▸ Brief: Make an exact copy of all the entries, with the pictures left out.

▸ Data to use:
--- BEGIN ---

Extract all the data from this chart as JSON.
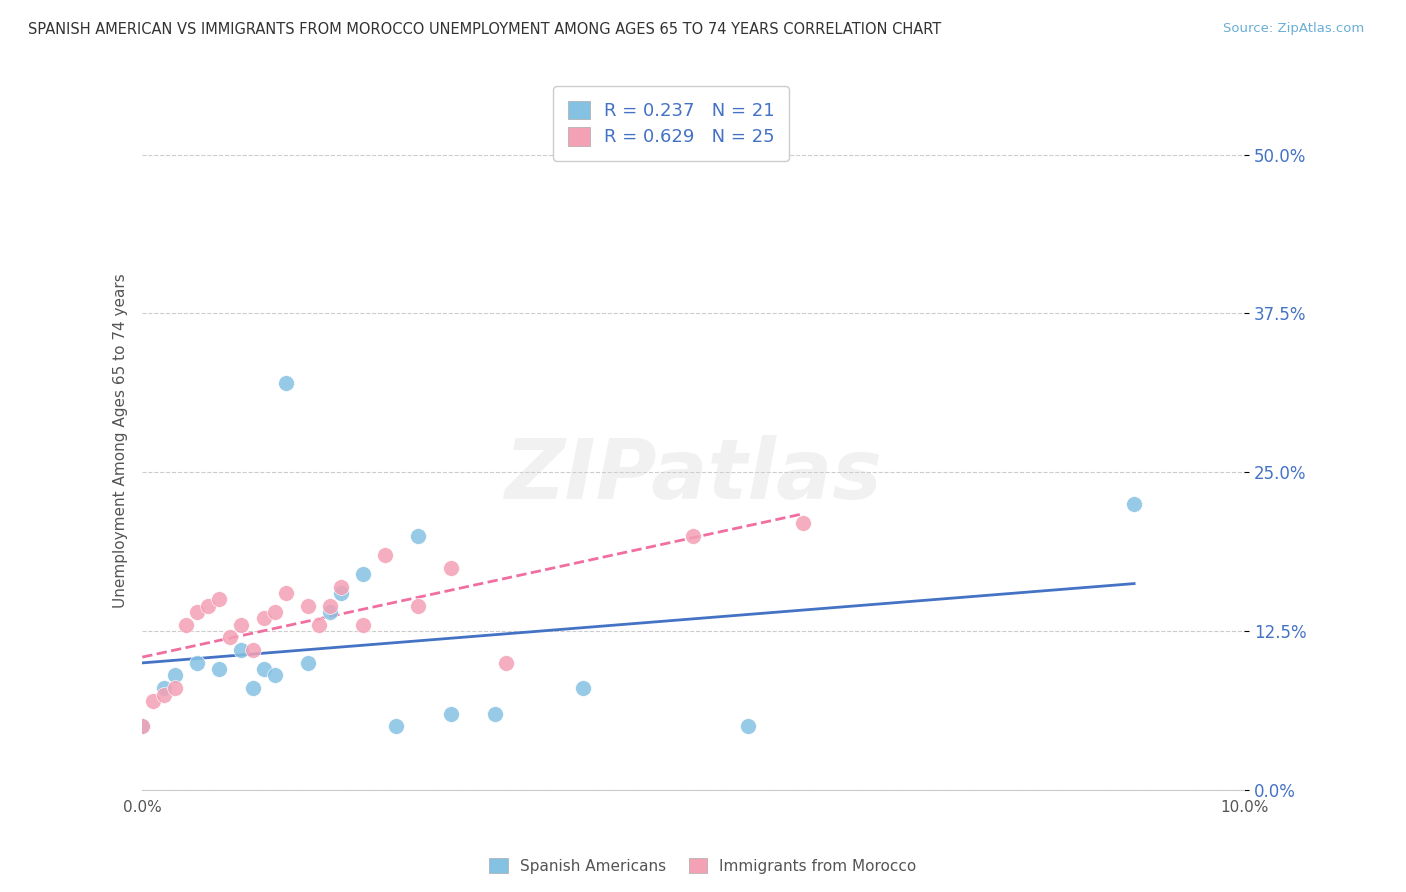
{
  "title": "SPANISH AMERICAN VS IMMIGRANTS FROM MOROCCO UNEMPLOYMENT AMONG AGES 65 TO 74 YEARS CORRELATION CHART",
  "source": "Source: ZipAtlas.com",
  "ylabel": "Unemployment Among Ages 65 to 74 years",
  "ytick_labels": [
    "0.0%",
    "12.5%",
    "25.0%",
    "37.5%",
    "50.0%"
  ],
  "ytick_values": [
    0.0,
    0.125,
    0.25,
    0.375,
    0.5
  ],
  "xmin": 0.0,
  "xmax": 0.1,
  "ymin": 0.0,
  "ymax": 0.55,
  "legend_label1": "Spanish Americans",
  "legend_label2": "Immigrants from Morocco",
  "R1": 0.237,
  "N1": 21,
  "R2": 0.629,
  "N2": 25,
  "color1": "#85c1e2",
  "color2": "#f4a0b5",
  "trendline1_color": "#4472c4",
  "trendline2_color": "#f06fa0",
  "spanish_x": [
    0.0,
    0.002,
    0.003,
    0.005,
    0.007,
    0.009,
    0.01,
    0.011,
    0.012,
    0.013,
    0.015,
    0.017,
    0.018,
    0.02,
    0.023,
    0.025,
    0.028,
    0.032,
    0.04,
    0.055,
    0.09
  ],
  "spanish_y": [
    0.05,
    0.08,
    0.09,
    0.1,
    0.095,
    0.11,
    0.08,
    0.095,
    0.09,
    0.32,
    0.1,
    0.14,
    0.155,
    0.17,
    0.05,
    0.2,
    0.06,
    0.06,
    0.08,
    0.05,
    0.225
  ],
  "morocco_x": [
    0.0,
    0.001,
    0.002,
    0.003,
    0.004,
    0.005,
    0.006,
    0.007,
    0.008,
    0.009,
    0.01,
    0.011,
    0.012,
    0.013,
    0.015,
    0.016,
    0.017,
    0.018,
    0.02,
    0.022,
    0.025,
    0.028,
    0.033,
    0.05,
    0.06
  ],
  "morocco_y": [
    0.05,
    0.07,
    0.075,
    0.08,
    0.13,
    0.14,
    0.145,
    0.15,
    0.12,
    0.13,
    0.11,
    0.135,
    0.14,
    0.155,
    0.145,
    0.13,
    0.145,
    0.16,
    0.13,
    0.185,
    0.145,
    0.175,
    0.1,
    0.2,
    0.21
  ]
}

--- END ---

▸ The reply:
Extract all the data from this chart as JSON.
{
  "title": "SPANISH AMERICAN VS IMMIGRANTS FROM MOROCCO UNEMPLOYMENT AMONG AGES 65 TO 74 YEARS CORRELATION CHART",
  "source": "Source: ZipAtlas.com",
  "ylabel": "Unemployment Among Ages 65 to 74 years",
  "ytick_labels": [
    "0.0%",
    "12.5%",
    "25.0%",
    "37.5%",
    "50.0%"
  ],
  "ytick_values": [
    0.0,
    0.125,
    0.25,
    0.375,
    0.5
  ],
  "xmin": 0.0,
  "xmax": 0.1,
  "ymin": 0.0,
  "ymax": 0.55,
  "legend_label1": "Spanish Americans",
  "legend_label2": "Immigrants from Morocco",
  "R1": 0.237,
  "N1": 21,
  "R2": 0.629,
  "N2": 25,
  "color1": "#85c1e2",
  "color2": "#f4a0b5",
  "trendline1_color": "#4472c4",
  "trendline2_color": "#f06fa0",
  "spanish_x": [
    0.0,
    0.002,
    0.003,
    0.005,
    0.007,
    0.009,
    0.01,
    0.011,
    0.012,
    0.013,
    0.015,
    0.017,
    0.018,
    0.02,
    0.023,
    0.025,
    0.028,
    0.032,
    0.04,
    0.055,
    0.09
  ],
  "spanish_y": [
    0.05,
    0.08,
    0.09,
    0.1,
    0.095,
    0.11,
    0.08,
    0.095,
    0.09,
    0.32,
    0.1,
    0.14,
    0.155,
    0.17,
    0.05,
    0.2,
    0.06,
    0.06,
    0.08,
    0.05,
    0.225
  ],
  "morocco_x": [
    0.0,
    0.001,
    0.002,
    0.003,
    0.004,
    0.005,
    0.006,
    0.007,
    0.008,
    0.009,
    0.01,
    0.011,
    0.012,
    0.013,
    0.015,
    0.016,
    0.017,
    0.018,
    0.02,
    0.022,
    0.025,
    0.028,
    0.033,
    0.05,
    0.06
  ],
  "morocco_y": [
    0.05,
    0.07,
    0.075,
    0.08,
    0.13,
    0.14,
    0.145,
    0.15,
    0.12,
    0.13,
    0.11,
    0.135,
    0.14,
    0.155,
    0.145,
    0.13,
    0.145,
    0.16,
    0.13,
    0.185,
    0.145,
    0.175,
    0.1,
    0.2,
    0.21
  ]
}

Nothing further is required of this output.